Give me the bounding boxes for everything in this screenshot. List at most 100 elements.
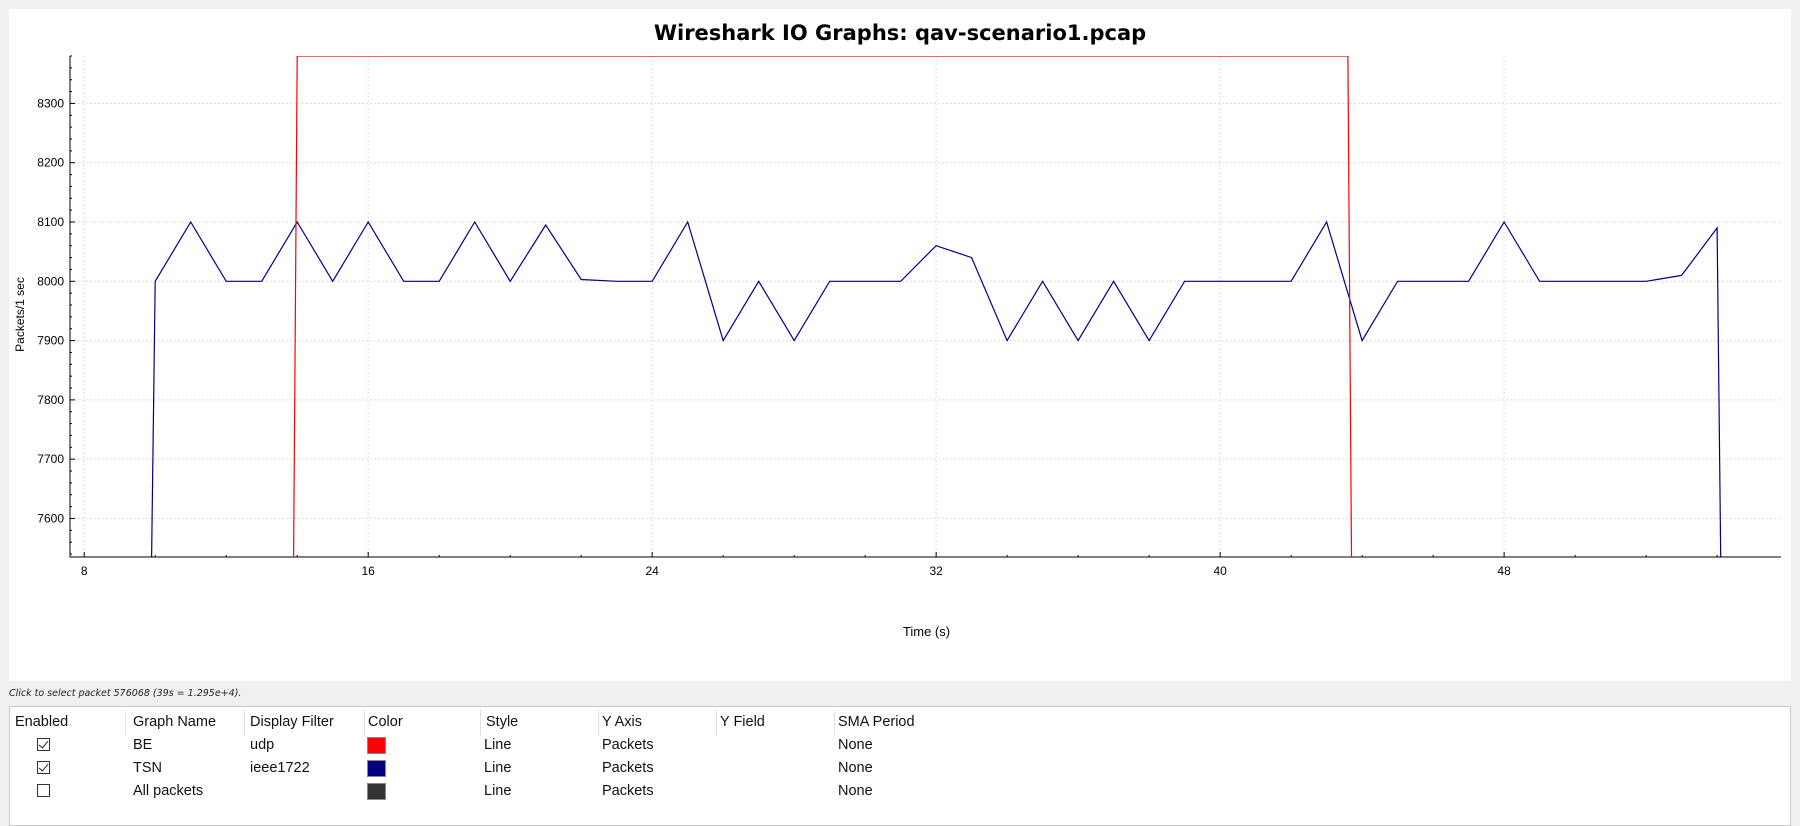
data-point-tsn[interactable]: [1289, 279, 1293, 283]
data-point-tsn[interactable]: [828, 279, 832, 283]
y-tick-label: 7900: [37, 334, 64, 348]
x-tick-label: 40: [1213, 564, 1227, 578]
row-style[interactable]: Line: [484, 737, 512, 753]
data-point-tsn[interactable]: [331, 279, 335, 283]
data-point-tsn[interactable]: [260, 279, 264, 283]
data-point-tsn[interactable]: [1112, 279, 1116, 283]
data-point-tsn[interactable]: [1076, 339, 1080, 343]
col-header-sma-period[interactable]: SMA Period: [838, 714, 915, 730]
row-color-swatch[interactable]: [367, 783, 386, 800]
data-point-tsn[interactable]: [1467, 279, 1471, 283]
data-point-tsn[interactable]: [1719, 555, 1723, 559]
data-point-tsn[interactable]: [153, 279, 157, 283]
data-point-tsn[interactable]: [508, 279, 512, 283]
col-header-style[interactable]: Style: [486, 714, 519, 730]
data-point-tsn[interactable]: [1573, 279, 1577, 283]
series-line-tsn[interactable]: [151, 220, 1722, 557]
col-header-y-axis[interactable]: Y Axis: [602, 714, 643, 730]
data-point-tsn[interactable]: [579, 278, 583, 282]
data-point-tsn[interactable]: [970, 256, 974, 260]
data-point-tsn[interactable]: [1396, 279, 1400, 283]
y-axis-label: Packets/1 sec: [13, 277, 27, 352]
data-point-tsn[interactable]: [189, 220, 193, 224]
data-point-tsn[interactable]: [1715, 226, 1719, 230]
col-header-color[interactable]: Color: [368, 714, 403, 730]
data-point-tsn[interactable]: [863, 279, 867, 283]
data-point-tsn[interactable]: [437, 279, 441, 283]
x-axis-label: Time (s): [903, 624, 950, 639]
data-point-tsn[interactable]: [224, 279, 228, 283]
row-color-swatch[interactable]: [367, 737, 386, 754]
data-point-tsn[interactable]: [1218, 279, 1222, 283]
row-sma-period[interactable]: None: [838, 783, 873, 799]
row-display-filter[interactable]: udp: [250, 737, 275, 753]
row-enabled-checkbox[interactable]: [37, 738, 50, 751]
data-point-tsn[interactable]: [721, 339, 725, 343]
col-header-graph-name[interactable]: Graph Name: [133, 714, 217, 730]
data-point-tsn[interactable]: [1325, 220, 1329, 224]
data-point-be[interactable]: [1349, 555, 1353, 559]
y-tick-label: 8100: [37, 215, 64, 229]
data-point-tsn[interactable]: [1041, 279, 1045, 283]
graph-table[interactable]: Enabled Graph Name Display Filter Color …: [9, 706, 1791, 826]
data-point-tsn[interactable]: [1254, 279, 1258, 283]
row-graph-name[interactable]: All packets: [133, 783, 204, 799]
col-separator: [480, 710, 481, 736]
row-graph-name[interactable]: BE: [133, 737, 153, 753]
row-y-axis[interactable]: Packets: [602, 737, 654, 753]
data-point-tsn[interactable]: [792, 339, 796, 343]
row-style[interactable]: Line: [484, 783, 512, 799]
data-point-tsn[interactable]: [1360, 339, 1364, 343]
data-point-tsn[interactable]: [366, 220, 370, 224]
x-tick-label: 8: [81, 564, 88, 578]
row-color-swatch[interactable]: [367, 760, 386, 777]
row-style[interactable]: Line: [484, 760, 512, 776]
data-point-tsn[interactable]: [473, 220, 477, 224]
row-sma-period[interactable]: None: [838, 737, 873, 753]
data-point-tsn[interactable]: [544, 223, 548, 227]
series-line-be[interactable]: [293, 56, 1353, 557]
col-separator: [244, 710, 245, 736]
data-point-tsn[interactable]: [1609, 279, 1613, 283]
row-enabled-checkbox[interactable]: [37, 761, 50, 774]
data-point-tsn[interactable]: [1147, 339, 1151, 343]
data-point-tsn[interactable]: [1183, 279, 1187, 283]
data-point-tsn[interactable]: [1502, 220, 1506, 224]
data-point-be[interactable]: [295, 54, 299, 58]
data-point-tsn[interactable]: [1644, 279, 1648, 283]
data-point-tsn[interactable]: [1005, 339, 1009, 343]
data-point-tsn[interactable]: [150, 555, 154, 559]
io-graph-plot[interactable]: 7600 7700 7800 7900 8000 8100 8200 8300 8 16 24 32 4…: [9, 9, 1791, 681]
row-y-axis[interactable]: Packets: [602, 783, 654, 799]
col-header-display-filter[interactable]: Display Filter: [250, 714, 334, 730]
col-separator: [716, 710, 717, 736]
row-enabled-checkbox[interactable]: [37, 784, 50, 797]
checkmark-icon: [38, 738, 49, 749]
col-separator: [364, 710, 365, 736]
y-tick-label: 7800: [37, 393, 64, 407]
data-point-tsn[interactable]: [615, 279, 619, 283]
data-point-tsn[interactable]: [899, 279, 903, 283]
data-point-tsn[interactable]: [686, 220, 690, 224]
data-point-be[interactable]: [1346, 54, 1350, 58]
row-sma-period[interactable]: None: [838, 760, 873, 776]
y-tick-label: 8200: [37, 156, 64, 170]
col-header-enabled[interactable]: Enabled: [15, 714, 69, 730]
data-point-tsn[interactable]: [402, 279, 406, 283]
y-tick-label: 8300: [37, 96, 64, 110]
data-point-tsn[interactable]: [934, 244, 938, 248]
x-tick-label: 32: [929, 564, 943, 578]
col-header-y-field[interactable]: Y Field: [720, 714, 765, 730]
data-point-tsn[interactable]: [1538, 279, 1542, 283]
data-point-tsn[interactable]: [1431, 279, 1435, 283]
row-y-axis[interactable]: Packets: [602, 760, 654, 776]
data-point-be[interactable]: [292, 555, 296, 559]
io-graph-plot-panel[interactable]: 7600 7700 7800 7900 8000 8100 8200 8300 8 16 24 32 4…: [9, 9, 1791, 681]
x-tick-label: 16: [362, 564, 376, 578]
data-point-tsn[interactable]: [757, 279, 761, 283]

* Instruction
Copy the lines starting at the one containing "data-point-tsn[interactable]: [1289, 279, 1293, 283]" and ending at the one containing "data-point-tsn[interactable]: [189, 220, 193, 224]", both included.

* Task response
data-point-tsn[interactable]: [1289, 279, 1293, 283]
data-point-tsn[interactable]: [828, 279, 832, 283]
y-tick-label: 7900: [37, 334, 64, 348]
x-tick-label: 40: [1213, 564, 1227, 578]
row-style[interactable]: Line: [484, 737, 512, 753]
data-point-tsn[interactable]: [331, 279, 335, 283]
data-point-tsn[interactable]: [260, 279, 264, 283]
data-point-tsn[interactable]: [1112, 279, 1116, 283]
data-point-tsn[interactable]: [1076, 339, 1080, 343]
col-header-sma-period[interactable]: SMA Period: [838, 714, 915, 730]
row-color-swatch[interactable]: [367, 783, 386, 800]
data-point-tsn[interactable]: [1467, 279, 1471, 283]
data-point-tsn[interactable]: [1719, 555, 1723, 559]
data-point-tsn[interactable]: [153, 279, 157, 283]
data-point-tsn[interactable]: [508, 279, 512, 283]
col-header-style[interactable]: Style: [486, 714, 519, 730]
data-point-tsn[interactable]: [1573, 279, 1577, 283]
series-line-tsn[interactable]: [151, 220, 1722, 557]
col-header-y-axis[interactable]: Y Axis: [602, 714, 643, 730]
data-point-tsn[interactable]: [579, 278, 583, 282]
data-point-tsn[interactable]: [970, 256, 974, 260]
data-point-tsn[interactable]: [1396, 279, 1400, 283]
y-axis-label: Packets/1 sec: [13, 277, 27, 352]
data-point-tsn[interactable]: [189, 220, 193, 224]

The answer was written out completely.